**INPUT:**

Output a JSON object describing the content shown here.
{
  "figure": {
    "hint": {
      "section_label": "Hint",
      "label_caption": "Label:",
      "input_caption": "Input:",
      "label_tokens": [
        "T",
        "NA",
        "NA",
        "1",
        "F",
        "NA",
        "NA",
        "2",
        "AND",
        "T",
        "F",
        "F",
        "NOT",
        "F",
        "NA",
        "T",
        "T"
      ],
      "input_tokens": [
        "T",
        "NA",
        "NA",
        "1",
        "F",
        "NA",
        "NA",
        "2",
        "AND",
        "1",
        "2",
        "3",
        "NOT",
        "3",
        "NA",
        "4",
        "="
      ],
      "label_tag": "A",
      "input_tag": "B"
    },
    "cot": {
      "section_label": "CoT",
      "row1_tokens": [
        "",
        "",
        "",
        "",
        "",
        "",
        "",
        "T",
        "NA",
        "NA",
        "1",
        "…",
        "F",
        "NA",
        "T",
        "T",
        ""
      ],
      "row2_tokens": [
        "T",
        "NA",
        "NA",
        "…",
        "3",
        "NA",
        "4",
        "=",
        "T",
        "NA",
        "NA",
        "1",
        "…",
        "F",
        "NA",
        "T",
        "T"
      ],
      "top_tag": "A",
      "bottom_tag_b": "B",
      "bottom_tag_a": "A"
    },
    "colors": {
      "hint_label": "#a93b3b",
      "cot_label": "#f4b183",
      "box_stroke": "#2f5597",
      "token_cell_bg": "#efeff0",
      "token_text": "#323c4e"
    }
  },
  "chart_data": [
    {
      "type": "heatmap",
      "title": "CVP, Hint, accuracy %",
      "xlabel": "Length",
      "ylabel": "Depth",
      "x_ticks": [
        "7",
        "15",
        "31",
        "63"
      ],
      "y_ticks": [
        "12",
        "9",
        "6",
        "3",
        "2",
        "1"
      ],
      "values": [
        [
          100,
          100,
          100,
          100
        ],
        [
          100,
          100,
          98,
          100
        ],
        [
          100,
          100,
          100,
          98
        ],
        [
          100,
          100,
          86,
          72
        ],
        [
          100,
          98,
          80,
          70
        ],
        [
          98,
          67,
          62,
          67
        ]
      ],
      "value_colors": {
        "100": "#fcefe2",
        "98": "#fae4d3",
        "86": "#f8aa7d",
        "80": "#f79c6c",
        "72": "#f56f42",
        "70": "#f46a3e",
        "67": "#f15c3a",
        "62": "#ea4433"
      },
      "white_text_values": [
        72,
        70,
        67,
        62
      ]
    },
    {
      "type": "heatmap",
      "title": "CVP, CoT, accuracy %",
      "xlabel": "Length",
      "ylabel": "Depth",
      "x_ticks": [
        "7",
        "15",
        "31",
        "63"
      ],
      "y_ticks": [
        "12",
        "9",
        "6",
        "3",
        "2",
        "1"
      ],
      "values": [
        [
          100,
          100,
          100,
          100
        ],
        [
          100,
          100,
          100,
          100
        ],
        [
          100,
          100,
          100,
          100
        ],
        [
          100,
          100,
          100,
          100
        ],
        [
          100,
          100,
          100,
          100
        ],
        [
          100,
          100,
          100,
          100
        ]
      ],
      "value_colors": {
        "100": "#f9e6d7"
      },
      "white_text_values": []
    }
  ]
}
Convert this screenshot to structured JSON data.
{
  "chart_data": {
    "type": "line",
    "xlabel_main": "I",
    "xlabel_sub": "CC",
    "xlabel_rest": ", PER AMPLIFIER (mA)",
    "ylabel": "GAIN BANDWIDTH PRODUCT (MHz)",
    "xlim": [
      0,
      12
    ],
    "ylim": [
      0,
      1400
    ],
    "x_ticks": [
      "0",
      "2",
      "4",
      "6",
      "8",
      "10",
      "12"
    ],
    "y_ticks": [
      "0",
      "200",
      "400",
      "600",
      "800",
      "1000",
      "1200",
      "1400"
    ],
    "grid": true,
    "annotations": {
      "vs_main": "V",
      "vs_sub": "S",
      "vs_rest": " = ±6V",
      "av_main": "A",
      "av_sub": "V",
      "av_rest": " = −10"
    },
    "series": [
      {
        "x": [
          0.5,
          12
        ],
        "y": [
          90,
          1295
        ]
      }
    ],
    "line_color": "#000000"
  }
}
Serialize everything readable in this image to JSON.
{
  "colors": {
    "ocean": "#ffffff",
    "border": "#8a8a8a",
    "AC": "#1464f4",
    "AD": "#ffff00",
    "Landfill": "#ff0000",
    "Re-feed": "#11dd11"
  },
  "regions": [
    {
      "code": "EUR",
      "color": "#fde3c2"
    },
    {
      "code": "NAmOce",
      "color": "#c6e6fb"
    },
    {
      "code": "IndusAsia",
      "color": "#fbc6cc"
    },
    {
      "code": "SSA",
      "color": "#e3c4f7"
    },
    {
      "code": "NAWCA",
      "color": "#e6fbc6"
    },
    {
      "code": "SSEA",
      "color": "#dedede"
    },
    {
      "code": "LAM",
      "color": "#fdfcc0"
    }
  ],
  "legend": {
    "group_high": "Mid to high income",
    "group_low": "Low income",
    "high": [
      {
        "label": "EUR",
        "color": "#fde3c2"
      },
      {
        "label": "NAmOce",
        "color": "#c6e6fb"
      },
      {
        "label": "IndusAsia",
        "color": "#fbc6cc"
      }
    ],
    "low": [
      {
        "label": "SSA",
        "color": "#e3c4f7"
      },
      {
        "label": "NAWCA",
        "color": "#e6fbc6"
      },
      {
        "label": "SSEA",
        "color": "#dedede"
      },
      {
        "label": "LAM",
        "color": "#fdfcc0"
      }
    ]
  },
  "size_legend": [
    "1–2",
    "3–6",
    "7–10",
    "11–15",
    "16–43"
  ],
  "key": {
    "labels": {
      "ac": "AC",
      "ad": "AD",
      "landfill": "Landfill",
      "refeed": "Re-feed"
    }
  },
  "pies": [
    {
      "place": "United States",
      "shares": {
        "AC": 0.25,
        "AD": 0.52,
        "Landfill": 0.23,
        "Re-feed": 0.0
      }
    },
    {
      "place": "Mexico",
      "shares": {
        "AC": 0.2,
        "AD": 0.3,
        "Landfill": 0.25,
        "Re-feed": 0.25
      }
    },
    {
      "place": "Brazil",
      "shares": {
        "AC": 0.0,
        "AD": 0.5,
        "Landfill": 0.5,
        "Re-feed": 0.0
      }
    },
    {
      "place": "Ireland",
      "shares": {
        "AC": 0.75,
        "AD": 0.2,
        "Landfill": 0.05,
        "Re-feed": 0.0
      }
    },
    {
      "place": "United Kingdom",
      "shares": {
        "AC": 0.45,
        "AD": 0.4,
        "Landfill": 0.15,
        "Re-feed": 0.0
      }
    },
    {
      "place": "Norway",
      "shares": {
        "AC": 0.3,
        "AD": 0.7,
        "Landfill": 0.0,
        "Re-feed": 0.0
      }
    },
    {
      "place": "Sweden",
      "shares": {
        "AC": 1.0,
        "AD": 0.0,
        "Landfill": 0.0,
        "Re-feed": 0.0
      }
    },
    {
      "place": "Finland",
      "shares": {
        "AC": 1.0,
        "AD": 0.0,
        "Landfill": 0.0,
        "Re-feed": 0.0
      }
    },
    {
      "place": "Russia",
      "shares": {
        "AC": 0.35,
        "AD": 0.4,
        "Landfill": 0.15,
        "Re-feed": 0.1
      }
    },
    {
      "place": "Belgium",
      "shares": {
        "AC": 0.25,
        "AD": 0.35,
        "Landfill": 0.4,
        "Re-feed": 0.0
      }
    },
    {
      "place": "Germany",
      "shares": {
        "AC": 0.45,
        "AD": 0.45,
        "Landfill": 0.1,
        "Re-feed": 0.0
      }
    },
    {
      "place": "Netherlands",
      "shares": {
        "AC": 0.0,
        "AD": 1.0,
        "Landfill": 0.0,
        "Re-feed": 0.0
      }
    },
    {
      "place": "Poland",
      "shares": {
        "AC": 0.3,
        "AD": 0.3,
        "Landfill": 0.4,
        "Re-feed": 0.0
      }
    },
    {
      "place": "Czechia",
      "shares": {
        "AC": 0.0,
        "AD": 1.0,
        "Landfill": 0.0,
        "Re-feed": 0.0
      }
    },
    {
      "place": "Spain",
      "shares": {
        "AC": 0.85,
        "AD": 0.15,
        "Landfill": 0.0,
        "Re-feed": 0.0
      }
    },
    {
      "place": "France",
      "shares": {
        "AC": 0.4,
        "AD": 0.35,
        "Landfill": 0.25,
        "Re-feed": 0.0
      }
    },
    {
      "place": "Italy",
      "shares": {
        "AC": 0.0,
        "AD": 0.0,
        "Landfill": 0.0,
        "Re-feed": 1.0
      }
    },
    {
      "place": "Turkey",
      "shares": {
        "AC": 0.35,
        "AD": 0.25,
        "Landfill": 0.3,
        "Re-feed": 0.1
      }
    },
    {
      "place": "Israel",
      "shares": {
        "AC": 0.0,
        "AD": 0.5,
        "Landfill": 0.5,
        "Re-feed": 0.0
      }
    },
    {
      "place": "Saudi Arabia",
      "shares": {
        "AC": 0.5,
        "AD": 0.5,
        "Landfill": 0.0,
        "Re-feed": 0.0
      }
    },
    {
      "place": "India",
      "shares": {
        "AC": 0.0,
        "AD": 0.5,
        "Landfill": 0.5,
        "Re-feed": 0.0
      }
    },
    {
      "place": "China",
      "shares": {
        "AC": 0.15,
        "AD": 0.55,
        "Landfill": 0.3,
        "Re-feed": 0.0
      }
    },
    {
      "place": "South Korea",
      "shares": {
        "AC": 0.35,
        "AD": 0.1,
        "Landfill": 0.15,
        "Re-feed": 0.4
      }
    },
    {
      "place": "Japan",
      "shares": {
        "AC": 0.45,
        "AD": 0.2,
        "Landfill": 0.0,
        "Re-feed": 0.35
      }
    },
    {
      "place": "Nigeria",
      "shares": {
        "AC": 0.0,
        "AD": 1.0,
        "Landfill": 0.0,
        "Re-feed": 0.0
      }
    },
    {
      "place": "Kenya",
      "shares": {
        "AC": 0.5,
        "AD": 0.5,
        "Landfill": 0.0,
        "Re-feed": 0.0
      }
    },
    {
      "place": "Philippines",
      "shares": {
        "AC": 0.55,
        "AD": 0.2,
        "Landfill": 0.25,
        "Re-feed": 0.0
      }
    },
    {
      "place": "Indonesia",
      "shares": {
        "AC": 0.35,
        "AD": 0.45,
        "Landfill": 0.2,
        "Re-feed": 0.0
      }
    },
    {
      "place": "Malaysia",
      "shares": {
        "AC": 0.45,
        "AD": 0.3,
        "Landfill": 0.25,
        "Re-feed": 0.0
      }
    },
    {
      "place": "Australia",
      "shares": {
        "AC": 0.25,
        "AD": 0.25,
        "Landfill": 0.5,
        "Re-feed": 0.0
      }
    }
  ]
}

**DIRECTIONS:** Count up every line above that has the word "title" in it; answer with the number alone.

**ANSWER FOR THE TASK:** 2